Data excerpts:
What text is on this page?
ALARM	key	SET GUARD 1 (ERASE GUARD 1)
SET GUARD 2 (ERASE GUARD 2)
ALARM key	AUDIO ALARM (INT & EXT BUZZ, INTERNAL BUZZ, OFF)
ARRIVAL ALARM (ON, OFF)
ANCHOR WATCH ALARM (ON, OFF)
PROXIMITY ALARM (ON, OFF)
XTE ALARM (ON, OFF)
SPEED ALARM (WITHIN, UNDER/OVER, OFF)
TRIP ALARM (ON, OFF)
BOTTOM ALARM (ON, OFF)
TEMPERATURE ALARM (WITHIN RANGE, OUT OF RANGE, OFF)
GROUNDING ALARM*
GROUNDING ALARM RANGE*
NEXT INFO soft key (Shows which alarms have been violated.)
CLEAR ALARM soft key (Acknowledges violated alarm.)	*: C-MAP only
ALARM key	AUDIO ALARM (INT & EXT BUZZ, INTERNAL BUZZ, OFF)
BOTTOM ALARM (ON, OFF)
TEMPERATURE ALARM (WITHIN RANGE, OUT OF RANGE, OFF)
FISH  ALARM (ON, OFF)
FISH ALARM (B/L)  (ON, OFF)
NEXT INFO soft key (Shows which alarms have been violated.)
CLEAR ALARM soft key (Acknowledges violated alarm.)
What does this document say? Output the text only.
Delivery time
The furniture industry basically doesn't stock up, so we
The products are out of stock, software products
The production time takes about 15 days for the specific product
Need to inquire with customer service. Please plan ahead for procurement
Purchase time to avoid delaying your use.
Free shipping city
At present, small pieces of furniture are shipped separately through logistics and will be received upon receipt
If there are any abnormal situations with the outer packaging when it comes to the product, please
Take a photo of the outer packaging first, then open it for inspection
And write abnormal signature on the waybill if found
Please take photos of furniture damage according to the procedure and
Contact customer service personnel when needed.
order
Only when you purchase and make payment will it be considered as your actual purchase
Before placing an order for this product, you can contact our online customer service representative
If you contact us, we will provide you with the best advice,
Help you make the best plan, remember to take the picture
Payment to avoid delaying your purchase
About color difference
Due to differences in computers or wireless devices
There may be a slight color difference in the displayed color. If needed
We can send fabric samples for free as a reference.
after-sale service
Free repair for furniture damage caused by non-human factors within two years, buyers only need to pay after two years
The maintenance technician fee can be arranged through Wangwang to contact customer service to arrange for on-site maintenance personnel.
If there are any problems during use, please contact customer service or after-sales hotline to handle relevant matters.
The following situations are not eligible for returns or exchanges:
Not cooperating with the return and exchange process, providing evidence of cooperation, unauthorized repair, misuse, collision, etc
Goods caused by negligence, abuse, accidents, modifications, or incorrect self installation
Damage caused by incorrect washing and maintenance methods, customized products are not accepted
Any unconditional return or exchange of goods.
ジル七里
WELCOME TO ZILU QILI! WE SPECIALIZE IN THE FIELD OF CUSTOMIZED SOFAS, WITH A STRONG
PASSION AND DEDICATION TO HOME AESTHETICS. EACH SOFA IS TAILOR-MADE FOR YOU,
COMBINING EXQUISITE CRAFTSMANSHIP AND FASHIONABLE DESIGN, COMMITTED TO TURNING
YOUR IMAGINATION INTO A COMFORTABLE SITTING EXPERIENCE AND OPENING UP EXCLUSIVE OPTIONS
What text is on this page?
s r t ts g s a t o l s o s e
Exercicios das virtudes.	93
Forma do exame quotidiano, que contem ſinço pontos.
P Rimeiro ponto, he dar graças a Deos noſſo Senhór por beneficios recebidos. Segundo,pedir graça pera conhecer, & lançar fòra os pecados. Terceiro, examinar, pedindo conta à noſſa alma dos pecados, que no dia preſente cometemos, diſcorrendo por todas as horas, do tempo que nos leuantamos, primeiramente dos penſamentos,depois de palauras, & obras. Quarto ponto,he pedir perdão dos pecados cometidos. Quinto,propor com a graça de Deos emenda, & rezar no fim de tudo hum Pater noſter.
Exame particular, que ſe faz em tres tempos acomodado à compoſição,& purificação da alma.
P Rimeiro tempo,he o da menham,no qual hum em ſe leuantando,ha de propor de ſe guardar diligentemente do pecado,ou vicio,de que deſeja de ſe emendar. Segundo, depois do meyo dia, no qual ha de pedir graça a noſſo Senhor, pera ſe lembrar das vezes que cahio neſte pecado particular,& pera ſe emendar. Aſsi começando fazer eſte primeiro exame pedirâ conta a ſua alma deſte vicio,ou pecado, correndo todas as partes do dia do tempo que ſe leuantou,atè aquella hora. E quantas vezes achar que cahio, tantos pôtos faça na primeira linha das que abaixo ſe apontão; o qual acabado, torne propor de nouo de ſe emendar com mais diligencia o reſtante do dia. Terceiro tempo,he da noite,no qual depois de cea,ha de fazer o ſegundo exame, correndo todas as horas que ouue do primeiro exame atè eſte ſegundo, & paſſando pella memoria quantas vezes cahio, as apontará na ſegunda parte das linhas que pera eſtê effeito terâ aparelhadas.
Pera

* TO DO
Give the listing above again, word for word.

* TASK RESPONSE
What text is on this page?
ALARM	key	SET GUARD 1 (ERASE GUARD 1)
SET GUARD 2 (ERASE GUARD 2)
ALARM key	AUDIO ALARM (INT & EXT BUZZ, INTERNAL BUZZ, OFF)
ARRIVAL ALARM (ON, OFF)
ANCHOR WATCH ALARM (ON, OFF)
PROXIMITY ALARM (ON, OFF)
XTE ALARM (ON, OFF)
SPEED ALARM (WITHIN, UNDER/OVER, OFF)
TRIP ALARM (ON, OFF)
BOTTOM ALARM (ON, OFF)
TEMPERATURE ALARM (WITHIN RANGE, OUT OF RANGE, OFF)
GROUNDING ALARM*
GROUNDING ALARM RANGE*
NEXT INFO soft key (Shows which alarms have been violated.)
CLEAR ALARM soft key (Acknowledges violated alarm.)	*: C-MAP only
ALARM key	AUDIO ALARM (INT & EXT BUZZ, INTERNAL BUZZ, OFF)
BOTTOM ALARM (ON, OFF)
TEMPERATURE ALARM (WITHIN RANGE, OUT OF RANGE, OFF)
FISH  ALARM (ON, OFF)
FISH ALARM (B/L)  (ON, OFF)
NEXT INFO soft key (Shows which alarms have been violated.)
CLEAR ALARM soft key (Acknowledges violated alarm.)
What does this document say? Output the text only.
Delivery time
The furniture industry basically doesn't stock up, so we
The products are out of stock, software products
The production time takes about 15 days for the specific product
Need to inquire with customer service. Please plan ahead for procurement
Purchase time to avoid delaying your use.
Free shipping city
At present, small pieces of furniture are shipped separately through logistics and will be received upon receipt
If there are any abnormal situations with the outer packaging when it comes to the product, please
Take a photo of the outer packaging first, then open it for inspection
And write abnormal signature on the waybill if found
Please take photos of furniture damage according to the procedure and
Contact customer service personnel when needed.
order
Only when you purchase and make payment will it be considered as your actual purchase
Before placing an order for this product, you can contact our online customer service representative
If you contact us, we will provide you with the best advice,
Help you make the best plan, remember to take the picture
Payment to avoid delaying your purchase
About color difference
Due to differences in computers or wireless devices
There may be a slight color difference in the displayed color. If needed
We can send fabric samples for free as a reference.
after-sale service
Free repair for furniture damage caused by non-human factors within two years, buyers only need to pay after two years
The maintenance technician fee can be arranged through Wangwang to contact customer service to arrange for on-site maintenance personnel.
If there are any problems during use, please contact customer service or after-sales hotline to handle relevant matters.
The following situations are not eligible for returns or exchanges:
Not cooperating with the return and exchange process, providing evidence of cooperation, unauthorized repair, misuse, collision, etc
Goods caused by negligence, abuse, accidents, modifications, or incorrect self installation
Damage caused by incorrect washing and maintenance methods, customized products are not accepted
Any unconditional return or exchange of goods.
ジル七里
WELCOME TO ZILU QILI! WE SPECIALIZE IN THE FIELD OF CUSTOMIZED SOFAS, WITH A STRONG
PASSION AND DEDICATION TO HOME AESTHETICS. EACH SOFA IS TAILOR-MADE FOR YOU,
COMBINING EXQUISITE CRAFTSMANSHIP AND FASHIONABLE DESIGN, COMMITTED TO TURNING
YOUR IMAGINATION INTO A COMFORTABLE SITTING EXPERIENCE AND OPENING UP EXCLUSIVE OPTIONS
What text is on this page?
s r t ts g s a t o l s o s e
Exercicios das virtudes.	93
Forma do exame quotidiano, que contem ſinço pontos.
P Rimeiro ponto, he dar graças a Deos noſſo Senhór por beneficios recebidos. Segundo,pedir graça pera conhecer, & lançar fòra os pecados. Terceiro, examinar, pedindo conta à noſſa alma dos pecados, que no dia preſente cometemos, diſcorrendo por todas as horas, do tempo que nos leuantamos, primeiramente dos penſamentos,depois de palauras, & obras. Quarto ponto,he pedir perdão dos pecados cometidos. Quinto,propor com a graça de Deos emenda, & rezar no fim de tudo hum Pater noſter.
Exame particular, que ſe faz em tres tempos acomodado à compoſição,& purificação da alma.
P Rimeiro tempo,he o da menham,no qual hum em ſe leuantando,ha de propor de ſe guardar diligentemente do pecado,ou vicio,de que deſeja de ſe emendar. Segundo, depois do meyo dia, no qual ha de pedir graça a noſſo Senhor, pera ſe lembrar das vezes que cahio neſte pecado particular,& pera ſe emendar. Aſsi começando fazer eſte primeiro exame pedirâ conta a ſua alma deſte vicio,ou pecado, correndo todas as partes do dia do tempo que ſe leuantou,atè aquella hora. E quantas vezes achar que cahio, tantos pôtos faça na primeira linha das que abaixo ſe apontão; o qual acabado, torne propor de nouo de ſe emendar com mais diligencia o reſtante do dia. Terceiro tempo,he da noite,no qual depois de cea,ha de fazer o ſegundo exame, correndo todas as horas que ouue do primeiro exame atè eſte ſegundo, & paſſando pella memoria quantas vezes cahio, as apontará na ſegunda parte das linhas que pera eſtê effeito terâ aparelhadas.
Pera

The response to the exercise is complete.